--- Start Text provided ---

Sabermetric Research: The Bradbury aging study, re-explained (Part III)

Last week, J.C. Bradbury posted a response to my previous posts on his aging study.

Before I reply, I should say that I found a small error in my attempt to reproduce Bradbury’s regression. The conclusions are unaffected. Details are in small print below, if you're interested. If not, skip on by.

As it turns out, when I was computing the hitters age to include in the regression, I accidentally switched the month and year. (Apparently, that wasn’t a problem when the reverse date was invalid – Visual Basic was smart enough to figure out that when I said 20/5 instead of 5/20, I meant the 20th day of May and not the 5th day of Schmidtember. But when the reverse date was valid – 2/3 instead of 3/2 -- it used the incorrect date.)

That means that some ages were wrong, and some seasons from 24-year-olds were left out of my study. I reran a corrected regression, and the results were very, very similar – all three peak ages I’ve recalculated so far were within .08 years of the original. So the conclusions still hold. If you’re interested in the (slightly) revised numbers, let me know and I’ll post them when I’m done rerunning everything.

Okay, now to Bradbury’s criticisms. I’ll concentrate on the most important ones, since a lot of this stuff has been discussed already.

----

First, there’s one point on which I agree with Bradbury’s critique. He writes,

" … the model, as he defines it, is impossible to estimate. He cannot have done what he claims to have done. Including the mean career performance and player dummies creates linear dependence as a player’s career performance does not change over time, which means separate coefficients cannot be calculated for both the dummies and career performance. … Something is going on here, but I’m not sure what it is."

He’s right: having both the player dummies and the career mean causes collinearity, which I eliminated by getting rid of one of the player dummies. I agree with him that the results aren’t meaningful this way. I should have eliminated the mean and gone with the dummies alone.

In any case, it doesn’t matter much: the results are similar with and without the dummies. The reason I used the dummies is that it made the results make more sense, and more consistent with what Bradbury found. It turns out that without the dummies, some of the aging curves were very, very flat. By including the dummies, the curves were closer to what Bradbury found.

In retrospect, the reason the curves make more sense with the larger model is that the dummies have the effect of eliminating any observation of only one season (since the dummy will come out to have that player match whatever curve best fits the other, more-than-one-season, players).

Regardless, the peak age is similar either way. But Bradbury’s point is well-taken.

--- End Text provided ---
--- Start Raw data ---

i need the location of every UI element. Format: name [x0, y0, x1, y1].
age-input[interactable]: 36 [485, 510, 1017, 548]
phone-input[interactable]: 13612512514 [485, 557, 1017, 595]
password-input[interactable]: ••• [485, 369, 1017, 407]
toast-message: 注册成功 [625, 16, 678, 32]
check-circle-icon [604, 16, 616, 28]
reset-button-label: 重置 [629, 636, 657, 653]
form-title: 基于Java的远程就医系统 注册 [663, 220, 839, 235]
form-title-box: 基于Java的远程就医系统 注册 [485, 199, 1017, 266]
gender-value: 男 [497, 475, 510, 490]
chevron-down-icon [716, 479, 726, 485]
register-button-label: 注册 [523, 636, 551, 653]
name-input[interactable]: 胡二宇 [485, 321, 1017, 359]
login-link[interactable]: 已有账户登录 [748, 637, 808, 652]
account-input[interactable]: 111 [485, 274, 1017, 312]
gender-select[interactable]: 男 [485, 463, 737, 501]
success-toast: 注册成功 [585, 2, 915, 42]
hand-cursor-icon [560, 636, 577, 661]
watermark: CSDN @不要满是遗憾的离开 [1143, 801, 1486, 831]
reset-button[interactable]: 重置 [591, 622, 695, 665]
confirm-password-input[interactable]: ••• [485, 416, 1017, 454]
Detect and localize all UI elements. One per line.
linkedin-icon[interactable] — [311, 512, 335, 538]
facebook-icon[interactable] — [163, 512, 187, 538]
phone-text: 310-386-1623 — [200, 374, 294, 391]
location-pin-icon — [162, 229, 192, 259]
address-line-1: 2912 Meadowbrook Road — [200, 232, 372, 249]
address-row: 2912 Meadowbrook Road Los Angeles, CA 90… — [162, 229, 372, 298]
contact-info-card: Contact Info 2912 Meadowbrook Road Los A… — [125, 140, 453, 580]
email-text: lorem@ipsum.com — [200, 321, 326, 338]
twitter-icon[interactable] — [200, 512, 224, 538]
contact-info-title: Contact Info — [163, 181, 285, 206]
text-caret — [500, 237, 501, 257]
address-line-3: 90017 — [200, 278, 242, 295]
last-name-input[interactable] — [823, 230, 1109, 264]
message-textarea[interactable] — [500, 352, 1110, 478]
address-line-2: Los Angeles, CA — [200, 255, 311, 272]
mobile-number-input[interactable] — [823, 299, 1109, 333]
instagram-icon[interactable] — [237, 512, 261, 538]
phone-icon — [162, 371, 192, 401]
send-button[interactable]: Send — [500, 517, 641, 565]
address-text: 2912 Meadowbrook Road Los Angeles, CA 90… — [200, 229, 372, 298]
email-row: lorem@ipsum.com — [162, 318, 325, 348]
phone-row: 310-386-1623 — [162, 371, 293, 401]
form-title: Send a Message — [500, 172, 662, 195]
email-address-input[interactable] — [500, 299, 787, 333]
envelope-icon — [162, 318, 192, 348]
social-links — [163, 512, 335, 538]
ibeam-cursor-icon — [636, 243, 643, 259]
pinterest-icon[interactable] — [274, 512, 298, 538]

--- End Raw data ---

• _List of tasks_
1) List every date that the Bradbury aging study post writes in number-slash-number form, in the order they appear.
2) Reproduce the part of the Bradbury aging study post that begins with the words "Before I reply, I" and stops after "the incorrect date.)".

• _Completed exercise_
1) 20/5, 5/20, 2/3, 3/2

2)
Before I reply, I should say that I found a small error in my attempt to reproduce Bradbury’s regression. The conclusions are unaffected. Details are in small print below, if you're interested. If not, skip on by.

As it turns out, when I was computing the hitters age to include in the regression, I accidentally switched the month and year. (Apparently, that wasn’t a problem when the reverse date was invalid – Visual Basic was smart enough to figure out that when I said 20/5 instead of 5/20, I meant the 20th day of May and not the 5th day of Schmidtember. But when the reverse date was valid – 2/3 instead of 3/2 -- it used the incorrect date.)